Tuesday, February 25, 2014

Something

Anything.

That's what I wanted to write about. Even if it's only because haven't written about that precise topic in quite some time, and I find this exercise to be useful in boosting my productivity. Or that's the hope, at least. Otherwise, I'll probably just sit around feeling like I'm producing the exact opposite:

Nothing.

But Nothing really doesn't get the praise it properly deserves, now does it? Its integral form, zero, is the fundamental basis of all mathematics, and the entire state of modern politics can be summed up as two sides treating every topic as a part of a zero-sum equation.

Whatever.

I can't draw up the mental interest to focus any train of thought into a full fledged discourse, so I'll just let this ramble on. Wandering prose, unless prose is supposed to be some type of poetry, in which case this'll just be rhetoric.

I could probably chalk it up to boredom. If I was more dramatic, I'd be liable to chalk it up to something more ominous sounding, like depression. If I was a bit more full of myself, maybe I'd chalk it up to something more existential and fanciful, like hyperconsciousness. Maybe I'm all of those things, but I'm too committed to being noncommittal to snatch up one of those terms. To declare. To settle.

Is it really settling, though, to settle on reaching for something of grandeur? Even something as spectacular as, say, deciding to travel to the moon, carries the stigma of "settling". Why not travel the earth? Why not learn how to fly in one of those spacey squirrel suits? Why not keep all your options open? Even if keeping your options open means that you only ever dream, couldn't you try to make the case that a thousand unfulfilled dreams can carry the same weight of one properly realized, if only for the romanticism of it all?

Probably not. They make motivational posters against stuff like that, and famous people get paid to be quoted saying things that discourage against that. I'm sure Michael Jordan, or Steve Jobs, or Ghandi, or someone influential like that made a career out of talking people out of not doing anything, probably.

But still.

============

◆ What is being asked ◆
Write out the post again from "That's what I" to "a zero-sum equation.", and switch "mathematics" to "science".

============

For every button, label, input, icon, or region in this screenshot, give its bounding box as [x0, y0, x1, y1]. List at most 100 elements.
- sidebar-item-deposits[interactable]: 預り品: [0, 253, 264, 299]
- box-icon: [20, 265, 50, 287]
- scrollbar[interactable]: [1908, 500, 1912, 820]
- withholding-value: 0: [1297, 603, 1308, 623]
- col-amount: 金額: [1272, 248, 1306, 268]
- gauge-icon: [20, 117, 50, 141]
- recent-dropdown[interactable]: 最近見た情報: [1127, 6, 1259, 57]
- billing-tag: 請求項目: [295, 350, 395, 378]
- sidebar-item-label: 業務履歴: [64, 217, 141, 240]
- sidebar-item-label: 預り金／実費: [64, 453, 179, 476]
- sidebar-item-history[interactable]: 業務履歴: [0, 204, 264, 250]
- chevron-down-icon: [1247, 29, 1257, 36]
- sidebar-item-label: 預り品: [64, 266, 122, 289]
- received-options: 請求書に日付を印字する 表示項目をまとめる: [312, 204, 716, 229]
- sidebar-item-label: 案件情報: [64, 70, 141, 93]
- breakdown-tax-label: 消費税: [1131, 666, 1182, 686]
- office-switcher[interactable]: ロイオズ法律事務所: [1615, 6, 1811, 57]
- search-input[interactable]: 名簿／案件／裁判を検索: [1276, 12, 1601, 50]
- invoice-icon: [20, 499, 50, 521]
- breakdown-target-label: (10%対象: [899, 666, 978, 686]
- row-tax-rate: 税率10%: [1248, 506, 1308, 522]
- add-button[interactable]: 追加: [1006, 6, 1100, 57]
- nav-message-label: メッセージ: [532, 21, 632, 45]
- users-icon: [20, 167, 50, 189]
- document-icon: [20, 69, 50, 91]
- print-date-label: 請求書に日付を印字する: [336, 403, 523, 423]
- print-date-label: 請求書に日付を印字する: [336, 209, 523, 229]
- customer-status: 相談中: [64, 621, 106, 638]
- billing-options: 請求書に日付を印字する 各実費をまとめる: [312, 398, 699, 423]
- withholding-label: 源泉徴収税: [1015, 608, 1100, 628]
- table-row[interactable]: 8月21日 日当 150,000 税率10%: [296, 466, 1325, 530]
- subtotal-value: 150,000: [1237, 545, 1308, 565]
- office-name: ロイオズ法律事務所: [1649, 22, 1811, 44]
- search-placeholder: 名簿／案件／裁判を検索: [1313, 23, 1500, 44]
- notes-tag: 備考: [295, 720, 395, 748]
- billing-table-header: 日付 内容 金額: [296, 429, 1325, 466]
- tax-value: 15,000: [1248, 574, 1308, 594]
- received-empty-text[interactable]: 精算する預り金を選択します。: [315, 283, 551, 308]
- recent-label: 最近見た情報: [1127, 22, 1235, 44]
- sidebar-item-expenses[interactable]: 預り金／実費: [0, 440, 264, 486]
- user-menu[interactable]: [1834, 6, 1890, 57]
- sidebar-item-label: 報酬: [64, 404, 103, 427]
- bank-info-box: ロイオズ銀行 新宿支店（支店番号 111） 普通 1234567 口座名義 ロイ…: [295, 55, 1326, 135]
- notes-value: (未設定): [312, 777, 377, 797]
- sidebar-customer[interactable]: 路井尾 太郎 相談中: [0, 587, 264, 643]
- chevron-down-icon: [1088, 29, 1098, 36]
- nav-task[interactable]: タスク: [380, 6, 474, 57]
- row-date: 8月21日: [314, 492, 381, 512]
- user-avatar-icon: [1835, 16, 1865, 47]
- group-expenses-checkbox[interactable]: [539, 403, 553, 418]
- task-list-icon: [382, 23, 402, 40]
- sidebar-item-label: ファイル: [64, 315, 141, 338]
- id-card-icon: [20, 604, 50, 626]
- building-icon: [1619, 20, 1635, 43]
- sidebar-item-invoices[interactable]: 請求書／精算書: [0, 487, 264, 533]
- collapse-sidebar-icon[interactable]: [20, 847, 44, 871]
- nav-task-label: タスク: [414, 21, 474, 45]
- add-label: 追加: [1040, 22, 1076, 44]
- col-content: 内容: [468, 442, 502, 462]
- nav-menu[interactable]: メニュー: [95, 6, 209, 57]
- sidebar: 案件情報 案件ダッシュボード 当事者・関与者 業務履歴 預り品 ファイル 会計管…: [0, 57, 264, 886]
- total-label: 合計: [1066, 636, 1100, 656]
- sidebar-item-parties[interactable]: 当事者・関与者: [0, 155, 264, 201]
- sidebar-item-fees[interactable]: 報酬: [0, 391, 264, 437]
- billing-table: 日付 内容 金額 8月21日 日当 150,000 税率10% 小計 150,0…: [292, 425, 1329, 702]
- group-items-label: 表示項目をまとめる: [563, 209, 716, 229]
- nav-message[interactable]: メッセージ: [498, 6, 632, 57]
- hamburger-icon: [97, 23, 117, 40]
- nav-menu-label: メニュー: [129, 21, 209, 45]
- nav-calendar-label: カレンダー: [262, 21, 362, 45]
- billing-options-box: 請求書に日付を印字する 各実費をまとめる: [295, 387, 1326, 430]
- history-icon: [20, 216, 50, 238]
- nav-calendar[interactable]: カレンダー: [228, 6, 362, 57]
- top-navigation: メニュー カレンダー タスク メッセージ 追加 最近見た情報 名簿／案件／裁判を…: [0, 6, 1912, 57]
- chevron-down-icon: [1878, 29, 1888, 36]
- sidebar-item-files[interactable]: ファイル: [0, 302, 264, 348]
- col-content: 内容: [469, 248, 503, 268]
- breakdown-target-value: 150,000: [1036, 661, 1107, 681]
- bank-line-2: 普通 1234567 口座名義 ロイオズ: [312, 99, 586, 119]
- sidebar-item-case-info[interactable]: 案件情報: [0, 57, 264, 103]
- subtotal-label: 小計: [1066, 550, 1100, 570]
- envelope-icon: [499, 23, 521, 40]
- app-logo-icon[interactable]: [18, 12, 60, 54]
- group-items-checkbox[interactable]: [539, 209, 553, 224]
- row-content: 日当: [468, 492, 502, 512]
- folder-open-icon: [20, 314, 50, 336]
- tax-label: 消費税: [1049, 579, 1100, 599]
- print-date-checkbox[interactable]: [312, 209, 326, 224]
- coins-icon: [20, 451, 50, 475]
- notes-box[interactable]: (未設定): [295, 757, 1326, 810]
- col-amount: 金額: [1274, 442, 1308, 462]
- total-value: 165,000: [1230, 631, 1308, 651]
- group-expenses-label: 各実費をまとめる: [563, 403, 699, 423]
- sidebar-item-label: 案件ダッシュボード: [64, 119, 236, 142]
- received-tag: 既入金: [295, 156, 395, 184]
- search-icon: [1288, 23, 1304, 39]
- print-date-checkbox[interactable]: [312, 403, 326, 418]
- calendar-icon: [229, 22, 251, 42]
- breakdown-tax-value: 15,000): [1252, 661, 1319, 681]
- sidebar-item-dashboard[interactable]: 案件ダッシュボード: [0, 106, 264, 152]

============

◆ Problem solution ◆
That's what I wanted to write about. Even if it's only because haven't written about that precise topic in quite some time, and I find this exercise to be useful in boosting my productivity. Or that's the hope, at least. Otherwise, I'll probably just sit around feeling like I'm producing the exact opposite:

Nothing.

But Nothing really doesn't get the praise it properly deserves, now does it? Its integral form, zero, is the fundamental basis of all science, and the entire state of modern politics can be summed up as two sides treating every topic as a part of a zero-sum equation.